What you are asked to do. Each line below should be reproduced without any alteration.

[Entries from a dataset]
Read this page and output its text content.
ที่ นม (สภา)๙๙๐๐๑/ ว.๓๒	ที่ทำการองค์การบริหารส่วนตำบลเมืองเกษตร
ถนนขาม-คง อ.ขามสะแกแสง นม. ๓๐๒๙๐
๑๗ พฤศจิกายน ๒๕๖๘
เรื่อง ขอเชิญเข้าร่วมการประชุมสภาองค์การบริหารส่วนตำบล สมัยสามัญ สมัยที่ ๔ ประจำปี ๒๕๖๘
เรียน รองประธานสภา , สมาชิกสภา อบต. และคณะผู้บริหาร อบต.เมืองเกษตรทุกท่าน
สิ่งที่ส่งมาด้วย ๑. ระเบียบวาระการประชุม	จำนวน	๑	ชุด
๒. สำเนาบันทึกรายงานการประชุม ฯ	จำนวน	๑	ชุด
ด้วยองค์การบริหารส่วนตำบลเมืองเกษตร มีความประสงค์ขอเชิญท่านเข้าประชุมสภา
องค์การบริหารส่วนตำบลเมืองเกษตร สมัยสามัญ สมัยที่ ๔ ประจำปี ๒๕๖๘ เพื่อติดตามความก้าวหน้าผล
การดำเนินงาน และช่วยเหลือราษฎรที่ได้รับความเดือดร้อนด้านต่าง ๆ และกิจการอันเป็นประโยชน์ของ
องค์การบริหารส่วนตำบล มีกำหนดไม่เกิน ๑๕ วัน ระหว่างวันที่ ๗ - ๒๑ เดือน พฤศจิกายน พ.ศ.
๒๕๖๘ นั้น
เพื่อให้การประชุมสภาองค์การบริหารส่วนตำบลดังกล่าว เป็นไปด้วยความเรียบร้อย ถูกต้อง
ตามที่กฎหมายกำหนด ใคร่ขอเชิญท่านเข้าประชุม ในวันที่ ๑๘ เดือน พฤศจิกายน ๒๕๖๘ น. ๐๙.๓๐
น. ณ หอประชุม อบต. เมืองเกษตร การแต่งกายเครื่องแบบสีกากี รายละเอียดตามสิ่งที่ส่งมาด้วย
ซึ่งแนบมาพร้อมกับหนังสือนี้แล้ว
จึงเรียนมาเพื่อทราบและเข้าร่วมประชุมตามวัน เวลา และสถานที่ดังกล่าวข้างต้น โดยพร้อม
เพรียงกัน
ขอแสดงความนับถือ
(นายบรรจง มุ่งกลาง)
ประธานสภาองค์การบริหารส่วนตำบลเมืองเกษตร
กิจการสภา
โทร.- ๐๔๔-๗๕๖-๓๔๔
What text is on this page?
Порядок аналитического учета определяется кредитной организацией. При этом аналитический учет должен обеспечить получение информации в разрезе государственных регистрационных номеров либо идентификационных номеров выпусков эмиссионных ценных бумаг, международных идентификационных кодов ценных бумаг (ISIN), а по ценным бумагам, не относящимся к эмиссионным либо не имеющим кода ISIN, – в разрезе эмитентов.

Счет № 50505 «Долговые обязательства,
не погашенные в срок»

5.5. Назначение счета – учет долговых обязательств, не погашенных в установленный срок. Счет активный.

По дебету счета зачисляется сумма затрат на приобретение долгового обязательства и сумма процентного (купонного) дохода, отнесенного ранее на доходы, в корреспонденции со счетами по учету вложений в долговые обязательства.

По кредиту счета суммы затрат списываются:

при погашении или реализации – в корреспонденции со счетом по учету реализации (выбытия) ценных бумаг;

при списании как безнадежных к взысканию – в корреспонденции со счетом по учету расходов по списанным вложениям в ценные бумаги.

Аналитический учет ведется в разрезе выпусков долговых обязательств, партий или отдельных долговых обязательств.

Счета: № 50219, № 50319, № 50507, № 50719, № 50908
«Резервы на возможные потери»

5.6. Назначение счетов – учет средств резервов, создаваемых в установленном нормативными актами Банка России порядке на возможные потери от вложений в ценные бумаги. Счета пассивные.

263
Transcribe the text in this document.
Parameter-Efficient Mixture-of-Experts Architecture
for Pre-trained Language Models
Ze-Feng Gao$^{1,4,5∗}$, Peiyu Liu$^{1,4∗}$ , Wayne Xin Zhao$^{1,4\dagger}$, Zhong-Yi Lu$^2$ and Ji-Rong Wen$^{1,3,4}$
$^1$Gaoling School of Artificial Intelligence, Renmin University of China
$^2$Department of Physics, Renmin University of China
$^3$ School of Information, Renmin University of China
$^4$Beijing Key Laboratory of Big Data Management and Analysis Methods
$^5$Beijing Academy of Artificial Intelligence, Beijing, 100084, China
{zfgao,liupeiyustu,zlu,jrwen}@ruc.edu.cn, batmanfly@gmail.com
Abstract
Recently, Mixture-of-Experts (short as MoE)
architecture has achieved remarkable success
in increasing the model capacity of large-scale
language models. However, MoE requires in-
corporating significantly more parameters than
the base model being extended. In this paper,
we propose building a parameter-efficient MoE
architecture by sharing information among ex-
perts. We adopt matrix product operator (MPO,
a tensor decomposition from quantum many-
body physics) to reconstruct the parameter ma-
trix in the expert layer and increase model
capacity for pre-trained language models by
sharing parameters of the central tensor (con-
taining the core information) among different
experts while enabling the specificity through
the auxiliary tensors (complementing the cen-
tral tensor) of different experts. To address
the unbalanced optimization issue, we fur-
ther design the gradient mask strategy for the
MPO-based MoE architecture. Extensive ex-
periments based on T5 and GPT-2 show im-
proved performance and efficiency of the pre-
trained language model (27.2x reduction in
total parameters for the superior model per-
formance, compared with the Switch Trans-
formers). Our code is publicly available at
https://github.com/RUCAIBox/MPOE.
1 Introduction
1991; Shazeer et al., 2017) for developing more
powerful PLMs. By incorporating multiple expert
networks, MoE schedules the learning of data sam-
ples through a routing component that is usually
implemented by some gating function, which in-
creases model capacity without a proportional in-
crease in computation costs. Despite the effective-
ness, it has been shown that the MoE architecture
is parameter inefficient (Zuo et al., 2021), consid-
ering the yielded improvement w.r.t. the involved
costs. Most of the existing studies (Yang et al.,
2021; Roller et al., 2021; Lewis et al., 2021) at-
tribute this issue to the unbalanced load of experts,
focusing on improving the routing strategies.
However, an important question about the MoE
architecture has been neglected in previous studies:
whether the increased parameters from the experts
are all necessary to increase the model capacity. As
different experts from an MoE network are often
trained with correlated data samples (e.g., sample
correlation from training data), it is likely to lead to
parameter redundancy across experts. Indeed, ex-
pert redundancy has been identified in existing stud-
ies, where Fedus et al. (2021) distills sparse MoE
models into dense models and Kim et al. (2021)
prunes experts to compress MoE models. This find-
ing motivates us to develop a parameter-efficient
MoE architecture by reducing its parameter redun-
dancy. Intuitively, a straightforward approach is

Exercise output.
Read this page and output its text content.
ที่ นม (สภา)๙๙๐๐๑/ ว.๓๒	ที่ทำการองค์การบริหารส่วนตำบลเมืองเกษตร
ถนนขาม-คง อ.ขามสะแกแสง นม. ๓๐๒๙๐
๑๗ พฤศจิกายน ๒๕๖๘
เรื่อง ขอเชิญเข้าร่วมการประชุมสภาองค์การบริหารส่วนตำบล สมัยสามัญ สมัยที่ ๔ ประจำปี ๒๕๖๘
เรียน รองประธานสภา , สมาชิกสภา อบต. และคณะผู้บริหาร อบต.เมืองเกษตรทุกท่าน
สิ่งที่ส่งมาด้วย ๑. ระเบียบวาระการประชุม	จำนวน	๑	ชุด
๒. สำเนาบันทึกรายงานการประชุม ฯ	จำนวน	๑	ชุด
ด้วยองค์การบริหารส่วนตำบลเมืองเกษตร มีความประสงค์ขอเชิญท่านเข้าประชุมสภา
องค์การบริหารส่วนตำบลเมืองเกษตร สมัยสามัญ สมัยที่ ๔ ประจำปี ๒๕๖๘ เพื่อติดตามความก้าวหน้าผล
การดำเนินงาน และช่วยเหลือราษฎรที่ได้รับความเดือดร้อนด้านต่าง ๆ และกิจการอันเป็นประโยชน์ของ
องค์การบริหารส่วนตำบล มีกำหนดไม่เกิน ๑๕ วัน ระหว่างวันที่ ๗ - ๒๑ เดือน พฤศจิกายน พ.ศ.
๒๕๖๘ นั้น
เพื่อให้การประชุมสภาองค์การบริหารส่วนตำบลดังกล่าว เป็นไปด้วยความเรียบร้อย ถูกต้อง
ตามที่กฎหมายกำหนด ใคร่ขอเชิญท่านเข้าประชุม ในวันที่ ๑๘ เดือน พฤศจิกายน ๒๕๖๘ น. ๐๙.๓๐
น. ณ หอประชุม อบต. เมืองเกษตร การแต่งกายเครื่องแบบสีกากี รายละเอียดตามสิ่งที่ส่งมาด้วย
ซึ่งแนบมาพร้อมกับหนังสือนี้แล้ว
จึงเรียนมาเพื่อทราบและเข้าร่วมประชุมตามวัน เวลา และสถานที่ดังกล่าวข้างต้น โดยพร้อม
เพรียงกัน
ขอแสดงความนับถือ
(นายบรรจง มุ่งกลาง)
ประธานสภาองค์การบริหารส่วนตำบลเมืองเกษตร
กิจการสภา
โทร.- ๐๔๔-๗๕๖-๓๔๔
What text is on this page?
Порядок аналитического учета определяется кредитной организацией. При этом аналитический учет должен обеспечить получение информации в разрезе государственных регистрационных номеров либо идентификационных номеров выпусков эмиссионных ценных бумаг, международных идентификационных кодов ценных бумаг (ISIN), а по ценным бумагам, не относящимся к эмиссионным либо не имеющим кода ISIN, – в разрезе эмитентов.

Счет № 50505 «Долговые обязательства,
не погашенные в срок»

5.5. Назначение счета – учет долговых обязательств, не погашенных в установленный срок. Счет активный.

По дебету счета зачисляется сумма затрат на приобретение долгового обязательства и сумма процентного (купонного) дохода, отнесенного ранее на доходы, в корреспонденции со счетами по учету вложений в долговые обязательства.

По кредиту счета суммы затрат списываются:

при погашении или реализации – в корреспонденции со счетом по учету реализации (выбытия) ценных бумаг;

при списании как безнадежных к взысканию – в корреспонденции со счетом по учету расходов по списанным вложениям в ценные бумаги.

Аналитический учет ведется в разрезе выпусков долговых обязательств, партий или отдельных долговых обязательств.

Счета: № 50219, № 50319, № 50507, № 50719, № 50908
«Резервы на возможные потери»

5.6. Назначение счетов – учет средств резервов, создаваемых в установленном нормативными актами Банка России порядке на возможные потери от вложений в ценные бумаги. Счета пассивные.

263
Transcribe the text in this document.
Parameter-Efficient Mixture-of-Experts Architecture
for Pre-trained Language Models
Ze-Feng Gao$^{1,4,5∗}$, Peiyu Liu$^{1,4∗}$ , Wayne Xin Zhao$^{1,4\dagger}$, Zhong-Yi Lu$^2$ and Ji-Rong Wen$^{1,3,4}$
$^1$Gaoling School of Artificial Intelligence, Renmin University of China
$^2$Department of Physics, Renmin University of China
$^3$ School of Information, Renmin University of China
$^4$Beijing Key Laboratory of Big Data Management and Analysis Methods
$^5$Beijing Academy of Artificial Intelligence, Beijing, 100084, China
{zfgao,liupeiyustu,zlu,jrwen}@ruc.edu.cn, batmanfly@gmail.com
Abstract
Recently, Mixture-of-Experts (short as MoE)
architecture has achieved remarkable success
in increasing the model capacity of large-scale
language models. However, MoE requires in-
corporating significantly more parameters than
the base model being extended. In this paper,
we propose building a parameter-efficient MoE
architecture by sharing information among ex-
perts. We adopt matrix product operator (MPO,
a tensor decomposition from quantum many-
body physics) to reconstruct the parameter ma-
trix in the expert layer and increase model
capacity for pre-trained language models by
sharing parameters of the central tensor (con-
taining the core information) among different
experts while enabling the specificity through
the auxiliary tensors (complementing the cen-
tral tensor) of different experts. To address
the unbalanced optimization issue, we fur-
ther design the gradient mask strategy for the
MPO-based MoE architecture. Extensive ex-
periments based on T5 and GPT-2 show im-
proved performance and efficiency of the pre-
trained language model (27.2x reduction in
total parameters for the superior model per-
formance, compared with the Switch Trans-
formers). Our code is publicly available at
https://github.com/RUCAIBox/MPOE.
1 Introduction
1991; Shazeer et al., 2017) for developing more
powerful PLMs. By incorporating multiple expert
networks, MoE schedules the learning of data sam-
ples through a routing component that is usually
implemented by some gating function, which in-
creases model capacity without a proportional in-
crease in computation costs. Despite the effective-
ness, it has been shown that the MoE architecture
is parameter inefficient (Zuo et al., 2021), consid-
ering the yielded improvement w.r.t. the involved
costs. Most of the existing studies (Yang et al.,
2021; Roller et al., 2021; Lewis et al., 2021) at-
tribute this issue to the unbalanced load of experts,
focusing on improving the routing strategies.
However, an important question about the MoE
architecture has been neglected in previous studies:
whether the increased parameters from the experts
are all necessary to increase the model capacity. As
different experts from an MoE network are often
trained with correlated data samples (e.g., sample
correlation from training data), it is likely to lead to
parameter redundancy across experts. Indeed, ex-
pert redundancy has been identified in existing stud-
ies, where Fedus et al. (2021) distills sparse MoE
models into dense models and Kim et al. (2021)
prunes experts to compress MoE models. This find-
ing motivates us to develop a parameter-efficient
MoE architecture by reducing its parameter redun-
dancy. Intuitively, a straightforward approach is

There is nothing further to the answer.